Stated goal:
Entries follow. Set all of them down as they stand.

Dataset entries:
----------
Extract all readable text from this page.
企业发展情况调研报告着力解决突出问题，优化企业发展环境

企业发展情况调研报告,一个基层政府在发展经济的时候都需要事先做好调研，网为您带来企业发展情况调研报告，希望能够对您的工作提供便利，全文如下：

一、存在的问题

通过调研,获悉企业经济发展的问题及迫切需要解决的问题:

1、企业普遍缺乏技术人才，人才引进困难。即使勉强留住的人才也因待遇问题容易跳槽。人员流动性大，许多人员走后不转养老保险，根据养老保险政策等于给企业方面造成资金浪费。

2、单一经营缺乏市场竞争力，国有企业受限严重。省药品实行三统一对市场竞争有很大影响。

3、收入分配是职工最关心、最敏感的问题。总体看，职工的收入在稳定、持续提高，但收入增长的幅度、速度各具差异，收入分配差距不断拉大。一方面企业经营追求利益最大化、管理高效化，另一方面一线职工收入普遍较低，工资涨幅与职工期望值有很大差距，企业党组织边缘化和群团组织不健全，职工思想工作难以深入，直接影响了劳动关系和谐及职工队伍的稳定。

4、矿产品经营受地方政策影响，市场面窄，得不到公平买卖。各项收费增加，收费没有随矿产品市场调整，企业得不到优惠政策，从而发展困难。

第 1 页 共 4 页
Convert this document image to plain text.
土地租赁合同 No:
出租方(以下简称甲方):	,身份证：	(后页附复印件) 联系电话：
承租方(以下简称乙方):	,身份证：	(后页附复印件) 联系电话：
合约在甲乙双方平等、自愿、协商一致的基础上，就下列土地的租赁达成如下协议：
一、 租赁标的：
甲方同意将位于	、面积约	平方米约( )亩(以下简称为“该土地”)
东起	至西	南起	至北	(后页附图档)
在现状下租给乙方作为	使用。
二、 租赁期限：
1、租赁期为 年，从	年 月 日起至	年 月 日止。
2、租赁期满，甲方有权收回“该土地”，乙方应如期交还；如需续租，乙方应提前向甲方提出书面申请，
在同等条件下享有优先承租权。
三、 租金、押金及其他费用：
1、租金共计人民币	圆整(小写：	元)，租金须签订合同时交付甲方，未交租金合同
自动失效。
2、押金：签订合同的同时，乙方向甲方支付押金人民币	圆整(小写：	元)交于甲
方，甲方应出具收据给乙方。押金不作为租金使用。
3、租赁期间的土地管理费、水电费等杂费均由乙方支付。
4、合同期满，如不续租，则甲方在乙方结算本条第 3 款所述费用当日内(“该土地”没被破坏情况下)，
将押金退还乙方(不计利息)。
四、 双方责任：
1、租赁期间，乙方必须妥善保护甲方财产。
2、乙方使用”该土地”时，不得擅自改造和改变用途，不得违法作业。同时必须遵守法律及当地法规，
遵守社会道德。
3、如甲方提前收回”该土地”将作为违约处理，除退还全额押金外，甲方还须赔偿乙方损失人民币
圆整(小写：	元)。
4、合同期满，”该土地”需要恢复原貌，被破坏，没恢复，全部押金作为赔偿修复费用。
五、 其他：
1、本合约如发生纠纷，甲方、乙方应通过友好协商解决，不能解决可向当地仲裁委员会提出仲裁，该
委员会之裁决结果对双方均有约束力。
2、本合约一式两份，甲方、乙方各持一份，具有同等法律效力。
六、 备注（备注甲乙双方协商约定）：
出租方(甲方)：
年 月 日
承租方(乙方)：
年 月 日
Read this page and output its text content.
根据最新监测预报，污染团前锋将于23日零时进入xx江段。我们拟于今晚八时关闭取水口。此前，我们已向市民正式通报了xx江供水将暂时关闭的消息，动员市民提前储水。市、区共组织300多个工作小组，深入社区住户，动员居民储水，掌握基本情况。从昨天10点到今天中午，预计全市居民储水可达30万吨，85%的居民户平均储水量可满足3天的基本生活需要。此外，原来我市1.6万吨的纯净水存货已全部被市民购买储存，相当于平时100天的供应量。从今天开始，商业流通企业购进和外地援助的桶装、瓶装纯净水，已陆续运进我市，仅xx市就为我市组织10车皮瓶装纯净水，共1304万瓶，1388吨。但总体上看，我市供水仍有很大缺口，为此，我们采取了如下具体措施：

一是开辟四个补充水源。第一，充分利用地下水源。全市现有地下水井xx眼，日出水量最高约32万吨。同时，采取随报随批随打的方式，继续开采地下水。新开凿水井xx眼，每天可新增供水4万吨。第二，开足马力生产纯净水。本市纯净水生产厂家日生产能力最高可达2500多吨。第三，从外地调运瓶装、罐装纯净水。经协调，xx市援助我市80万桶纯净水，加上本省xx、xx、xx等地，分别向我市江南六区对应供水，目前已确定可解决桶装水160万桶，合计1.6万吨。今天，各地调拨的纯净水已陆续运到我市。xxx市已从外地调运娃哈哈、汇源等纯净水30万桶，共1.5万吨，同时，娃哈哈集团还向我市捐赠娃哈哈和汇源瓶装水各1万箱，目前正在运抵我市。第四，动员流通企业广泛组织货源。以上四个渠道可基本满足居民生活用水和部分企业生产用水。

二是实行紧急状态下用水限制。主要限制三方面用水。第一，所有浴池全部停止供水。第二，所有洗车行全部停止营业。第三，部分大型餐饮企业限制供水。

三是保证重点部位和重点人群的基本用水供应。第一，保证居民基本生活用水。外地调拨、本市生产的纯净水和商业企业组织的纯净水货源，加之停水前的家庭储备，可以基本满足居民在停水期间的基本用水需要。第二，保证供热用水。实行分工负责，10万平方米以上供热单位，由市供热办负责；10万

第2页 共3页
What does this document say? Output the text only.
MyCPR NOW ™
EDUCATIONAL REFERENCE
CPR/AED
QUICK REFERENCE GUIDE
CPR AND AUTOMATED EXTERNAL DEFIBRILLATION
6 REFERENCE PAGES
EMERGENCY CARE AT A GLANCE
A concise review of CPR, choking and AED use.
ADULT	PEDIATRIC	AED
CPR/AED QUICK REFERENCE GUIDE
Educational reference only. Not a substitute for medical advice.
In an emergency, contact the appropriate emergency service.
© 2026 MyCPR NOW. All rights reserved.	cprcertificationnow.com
----------
In response:
Extract all readable text from this page.
企业发展情况调研报告着力解决突出问题，优化企业发展环境

企业发展情况调研报告,一个基层政府在发展经济的时候都需要事先做好调研，网为您带来企业发展情况调研报告，希望能够对您的工作提供便利，全文如下：

一、存在的问题

通过调研,获悉企业经济发展的问题及迫切需要解决的问题:

1、企业普遍缺乏技术人才，人才引进困难。即使勉强留住的人才也因待遇问题容易跳槽。人员流动性大，许多人员走后不转养老保险，根据养老保险政策等于给企业方面造成资金浪费。

2、单一经营缺乏市场竞争力，国有企业受限严重。省药品实行三统一对市场竞争有很大影响。

3、收入分配是职工最关心、最敏感的问题。总体看，职工的收入在稳定、持续提高，但收入增长的幅度、速度各具差异，收入分配差距不断拉大。一方面企业经营追求利益最大化、管理高效化，另一方面一线职工收入普遍较低，工资涨幅与职工期望值有很大差距，企业党组织边缘化和群团组织不健全，职工思想工作难以深入，直接影响了劳动关系和谐及职工队伍的稳定。

4、矿产品经营受地方政策影响，市场面窄，得不到公平买卖。各项收费增加，收费没有随矿产品市场调整，企业得不到优惠政策，从而发展困难。

第 1 页 共 4 页
Convert this document image to plain text.
土地租赁合同 No:
出租方(以下简称甲方):	,身份证：	(后页附复印件) 联系电话：
承租方(以下简称乙方):	,身份证：	(后页附复印件) 联系电话：
合约在甲乙双方平等、自愿、协商一致的基础上，就下列土地的租赁达成如下协议：
一、 租赁标的：
甲方同意将位于	、面积约	平方米约( )亩(以下简称为“该土地”)
东起	至西	南起	至北	(后页附图档)
在现状下租给乙方作为	使用。
二、 租赁期限：
1、租赁期为 年，从	年 月 日起至	年 月 日止。
2、租赁期满，甲方有权收回“该土地”，乙方应如期交还；如需续租，乙方应提前向甲方提出书面申请，
在同等条件下享有优先承租权。
三、 租金、押金及其他费用：
1、租金共计人民币	圆整(小写：	元)，租金须签订合同时交付甲方，未交租金合同
自动失效。
2、押金：签订合同的同时，乙方向甲方支付押金人民币	圆整(小写：	元)交于甲
方，甲方应出具收据给乙方。押金不作为租金使用。
3、租赁期间的土地管理费、水电费等杂费均由乙方支付。
4、合同期满，如不续租，则甲方在乙方结算本条第 3 款所述费用当日内(“该土地”没被破坏情况下)，
将押金退还乙方(不计利息)。
四、 双方责任：
1、租赁期间，乙方必须妥善保护甲方财产。
2、乙方使用”该土地”时，不得擅自改造和改变用途，不得违法作业。同时必须遵守法律及当地法规，
遵守社会道德。
3、如甲方提前收回”该土地”将作为违约处理，除退还全额押金外，甲方还须赔偿乙方损失人民币
圆整(小写：	元)。
4、合同期满，”该土地”需要恢复原貌，被破坏，没恢复，全部押金作为赔偿修复费用。
五、 其他：
1、本合约如发生纠纷，甲方、乙方应通过友好协商解决，不能解决可向当地仲裁委员会提出仲裁，该
委员会之裁决结果对双方均有约束力。
2、本合约一式两份，甲方、乙方各持一份，具有同等法律效力。
六、 备注（备注甲乙双方协商约定）：
出租方(甲方)：
年 月 日
承租方(乙方)：
年 月 日
Read this page and output its text content.
根据最新监测预报，污染团前锋将于23日零时进入xx江段。我们拟于今晚八时关闭取水口。此前，我们已向市民正式通报了xx江供水将暂时关闭的消息，动员市民提前储水。市、区共组织300多个工作小组，深入社区住户，动员居民储水，掌握基本情况。从昨天10点到今天中午，预计全市居民储水可达30万吨，85%的居民户平均储水量可满足3天的基本生活需要。此外，原来我市1.6万吨的纯净水存货已全部被市民购买储存，相当于平时100天的供应量。从今天开始，商业流通企业购进和外地援助的桶装、瓶装纯净水，已陆续运进我市，仅xx市就为我市组织10车皮瓶装纯净水，共1304万瓶，1388吨。但总体上看，我市供水仍有很大缺口，为此，我们采取了如下具体措施：

一是开辟四个补充水源。第一，充分利用地下水源。全市现有地下水井xx眼，日出水量最高约32万吨。同时，采取随报随批随打的方式，继续开采地下水。新开凿水井xx眼，每天可新增供水4万吨。第二，开足马力生产纯净水。本市纯净水生产厂家日生产能力最高可达2500多吨。第三，从外地调运瓶装、罐装纯净水。经协调，xx市援助我市80万桶纯净水，加上本省xx、xx、xx等地，分别向我市江南六区对应供水，目前已确定可解决桶装水160万桶，合计1.6万吨。今天，各地调拨的纯净水已陆续运到我市。xxx市已从外地调运娃哈哈、汇源等纯净水30万桶，共1.5万吨，同时，娃哈哈集团还向我市捐赠娃哈哈和汇源瓶装水各1万箱，目前正在运抵我市。第四，动员流通企业广泛组织货源。以上四个渠道可基本满足居民生活用水和部分企业生产用水。

二是实行紧急状态下用水限制。主要限制三方面用水。第一，所有浴池全部停止供水。第二，所有洗车行全部停止营业。第三，部分大型餐饮企业限制供水。

三是保证重点部位和重点人群的基本用水供应。第一，保证居民基本生活用水。外地调拨、本市生产的纯净水和商业企业组织的纯净水货源，加之停水前的家庭储备，可以基本满足居民在停水期间的基本用水需要。第二，保证供热用水。实行分工负责，10万平方米以上供热单位，由市供热办负责；10万

第2页 共3页
What does this document say? Output the text only.
MyCPR NOW ™
EDUCATIONAL REFERENCE
CPR/AED
QUICK REFERENCE GUIDE
CPR AND AUTOMATED EXTERNAL DEFIBRILLATION
6 REFERENCE PAGES
EMERGENCY CARE AT A GLANCE
A concise review of CPR, choking and AED use.
ADULT	PEDIATRIC	AED
CPR/AED QUICK REFERENCE GUIDE
Educational reference only. Not a substitute for medical advice.
In an emergency, contact the appropriate emergency service.
© 2026 MyCPR NOW. All rights reserved.	cprcertificationnow.com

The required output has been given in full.